▸ PROBLEM REQUIREMENTS
The listing beneath should be written out in full, exactly as shown.

'''

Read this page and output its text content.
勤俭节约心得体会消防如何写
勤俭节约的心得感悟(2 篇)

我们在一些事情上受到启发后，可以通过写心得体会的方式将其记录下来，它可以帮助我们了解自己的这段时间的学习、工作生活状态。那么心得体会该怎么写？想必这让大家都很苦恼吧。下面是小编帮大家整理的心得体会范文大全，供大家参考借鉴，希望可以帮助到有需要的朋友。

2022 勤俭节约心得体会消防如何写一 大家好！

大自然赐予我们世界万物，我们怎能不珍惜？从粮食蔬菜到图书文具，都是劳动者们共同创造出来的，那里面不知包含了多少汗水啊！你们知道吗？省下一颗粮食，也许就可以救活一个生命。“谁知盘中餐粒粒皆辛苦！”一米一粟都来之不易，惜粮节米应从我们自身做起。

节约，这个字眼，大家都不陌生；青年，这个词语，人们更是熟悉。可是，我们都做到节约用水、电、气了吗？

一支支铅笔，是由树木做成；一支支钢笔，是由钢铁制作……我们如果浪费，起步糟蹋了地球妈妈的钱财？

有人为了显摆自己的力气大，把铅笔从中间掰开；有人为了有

'''

▸ FINAL ANSWER
Read this page and output its text content.
勤俭节约心得体会消防如何写
勤俭节约的心得感悟(2 篇)

我们在一些事情上受到启发后，可以通过写心得体会的方式将其记录下来，它可以帮助我们了解自己的这段时间的学习、工作生活状态。那么心得体会该怎么写？想必这让大家都很苦恼吧。下面是小编帮大家整理的心得体会范文大全，供大家参考借鉴，希望可以帮助到有需要的朋友。

2022 勤俭节约心得体会消防如何写一 大家好！

大自然赐予我们世界万物，我们怎能不珍惜？从粮食蔬菜到图书文具，都是劳动者们共同创造出来的，那里面不知包含了多少汗水啊！你们知道吗？省下一颗粮食，也许就可以救活一个生命。“谁知盘中餐粒粒皆辛苦！”一米一粟都来之不易，惜粮节米应从我们自身做起。

节约，这个字眼，大家都不陌生；青年，这个词语，人们更是熟悉。可是，我们都做到节约用水、电、气了吗？

一支支铅笔，是由树木做成；一支支钢笔，是由钢铁制作……我们如果浪费，起步糟蹋了地球妈妈的钱财？

有人为了显摆自己的力气大，把铅笔从中间掰开；有人为了有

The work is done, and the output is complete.